● What the exercise asks: From the data that follows, copy every line holding the string "interval".

● Data shown:
━━━
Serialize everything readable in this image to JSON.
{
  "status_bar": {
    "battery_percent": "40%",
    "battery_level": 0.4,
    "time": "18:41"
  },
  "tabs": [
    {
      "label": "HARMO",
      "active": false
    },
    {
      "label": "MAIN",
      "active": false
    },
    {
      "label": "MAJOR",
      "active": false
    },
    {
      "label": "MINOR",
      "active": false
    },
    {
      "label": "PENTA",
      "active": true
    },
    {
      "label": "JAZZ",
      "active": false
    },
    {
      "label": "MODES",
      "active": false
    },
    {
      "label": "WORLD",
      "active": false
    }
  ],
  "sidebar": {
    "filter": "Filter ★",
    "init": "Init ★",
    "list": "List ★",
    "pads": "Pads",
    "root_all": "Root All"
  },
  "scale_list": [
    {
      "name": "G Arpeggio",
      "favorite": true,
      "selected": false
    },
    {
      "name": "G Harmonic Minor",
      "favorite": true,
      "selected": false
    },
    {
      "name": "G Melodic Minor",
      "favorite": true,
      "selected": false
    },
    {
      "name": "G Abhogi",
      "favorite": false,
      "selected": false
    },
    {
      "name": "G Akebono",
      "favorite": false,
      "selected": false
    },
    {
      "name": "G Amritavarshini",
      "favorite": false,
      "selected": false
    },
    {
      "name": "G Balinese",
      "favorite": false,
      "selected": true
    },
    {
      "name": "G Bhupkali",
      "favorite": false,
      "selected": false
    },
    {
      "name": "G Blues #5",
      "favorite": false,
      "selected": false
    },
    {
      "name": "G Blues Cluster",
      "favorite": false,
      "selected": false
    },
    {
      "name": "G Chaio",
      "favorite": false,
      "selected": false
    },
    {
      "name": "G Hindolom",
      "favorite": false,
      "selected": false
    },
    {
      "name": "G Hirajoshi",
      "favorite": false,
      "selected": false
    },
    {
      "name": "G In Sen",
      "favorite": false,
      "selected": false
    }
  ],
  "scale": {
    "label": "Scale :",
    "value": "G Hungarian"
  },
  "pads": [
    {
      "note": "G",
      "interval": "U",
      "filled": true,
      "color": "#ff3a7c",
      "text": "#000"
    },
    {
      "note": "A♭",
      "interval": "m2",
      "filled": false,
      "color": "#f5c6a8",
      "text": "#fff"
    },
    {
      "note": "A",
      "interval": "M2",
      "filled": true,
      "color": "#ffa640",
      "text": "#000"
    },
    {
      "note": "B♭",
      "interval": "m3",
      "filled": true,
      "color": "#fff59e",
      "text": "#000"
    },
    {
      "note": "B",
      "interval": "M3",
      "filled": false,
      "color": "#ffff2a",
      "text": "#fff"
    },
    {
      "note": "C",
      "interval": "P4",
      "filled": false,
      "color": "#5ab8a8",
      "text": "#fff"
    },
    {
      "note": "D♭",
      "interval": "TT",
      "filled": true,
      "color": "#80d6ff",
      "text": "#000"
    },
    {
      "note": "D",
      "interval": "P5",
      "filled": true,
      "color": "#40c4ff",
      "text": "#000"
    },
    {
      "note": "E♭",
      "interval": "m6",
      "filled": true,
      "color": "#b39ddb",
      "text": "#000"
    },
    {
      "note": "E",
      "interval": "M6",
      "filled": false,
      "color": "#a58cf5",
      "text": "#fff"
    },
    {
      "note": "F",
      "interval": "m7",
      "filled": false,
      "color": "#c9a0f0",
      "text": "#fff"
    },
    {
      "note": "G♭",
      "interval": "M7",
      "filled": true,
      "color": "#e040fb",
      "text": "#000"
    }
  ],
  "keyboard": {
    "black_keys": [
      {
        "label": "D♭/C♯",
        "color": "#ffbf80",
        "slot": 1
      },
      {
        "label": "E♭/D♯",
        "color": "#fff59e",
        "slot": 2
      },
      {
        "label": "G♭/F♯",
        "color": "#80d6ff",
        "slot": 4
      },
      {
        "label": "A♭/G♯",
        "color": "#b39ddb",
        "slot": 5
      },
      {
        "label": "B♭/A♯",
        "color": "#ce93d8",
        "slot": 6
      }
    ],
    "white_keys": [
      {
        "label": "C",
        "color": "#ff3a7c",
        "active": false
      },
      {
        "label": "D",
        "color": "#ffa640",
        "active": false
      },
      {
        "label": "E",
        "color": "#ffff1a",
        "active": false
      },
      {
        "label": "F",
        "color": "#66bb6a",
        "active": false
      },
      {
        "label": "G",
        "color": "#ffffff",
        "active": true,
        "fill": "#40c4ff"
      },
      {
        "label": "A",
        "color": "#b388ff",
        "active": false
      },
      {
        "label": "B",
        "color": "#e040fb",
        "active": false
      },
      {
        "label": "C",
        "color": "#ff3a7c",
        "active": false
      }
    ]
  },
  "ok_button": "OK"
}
━━━
● Result of this exercise:
      "interval": "U",
      "interval": "m2",
      "interval": "M2",
      "interval": "m3",
      "interval": "M3",
      "interval": "P4",
      "interval": "TT",
      "interval": "P5",
      "interval": "m6",
      "interval": "M6",
      "interval": "m7",
      "interval": "M7",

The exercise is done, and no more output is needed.